## Prompt
Return each line of the data below exactly, omitting any pictures.

Dataset entries

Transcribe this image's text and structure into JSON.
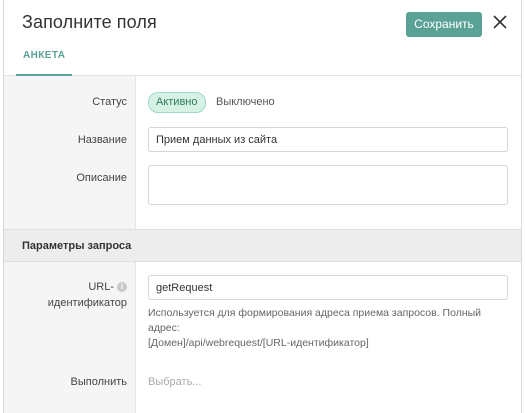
{
  "header": {
    "title": "Заполните поля",
    "save_label": "Сохранить"
  },
  "tabs": [
    {
      "label": "АНКЕТА",
      "active": true
    }
  ],
  "form": {
    "status_label": "Статус",
    "status_active": "Активно",
    "status_off": "Выключено",
    "name_label": "Название",
    "name_value": "Прием данных из сайта",
    "description_label": "Описание",
    "description_value": ""
  },
  "request_section": {
    "title": "Параметры запроса",
    "url_label_line1": "URL-",
    "url_label_line2": "идентификатор",
    "url_value": "getRequest",
    "hint_line1": "Используется для формирования адреса приема запросов. Полный",
    "hint_line2": "адрес:",
    "hint_line3": "[Домен]/api/webrequest/[URL-идентификатор]",
    "execute_label": "Выполнить",
    "execute_placeholder": "Выбрать..."
  },
  "colors": {
    "accent": "#5aa295",
    "active_badge_bg": "#d6f2e6"
  }
}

## Written solution
Transcribe this image's text and structure into JSON.
{
  "header": {
    "title": "Заполните поля",
    "save_label": "Сохранить"
  },
  "tabs": [
    {
      "label": "АНКЕТА",
      "active": true
    }
  ],
  "form": {
    "status_label": "Статус",
    "status_active": "Активно",
    "status_off": "Выключено",
    "name_label": "Название",
    "name_value": "Прием данных из сайта",
    "description_label": "Описание",
    "description_value": ""
  },
  "request_section": {
    "title": "Параметры запроса",
    "url_label_line1": "URL-",
    "url_label_line2": "идентификатор",
    "url_value": "getRequest",
    "hint_line1": "Используется для формирования адреса приема запросов. Полный",
    "hint_line2": "адрес:",
    "hint_line3": "[Домен]/api/webrequest/[URL-идентификатор]",
    "execute_label": "Выполнить",
    "execute_placeholder": "Выбрать..."
  },
  "colors": {
    "accent": "#5aa295",
    "active_badge_bg": "#d6f2e6"
  }
}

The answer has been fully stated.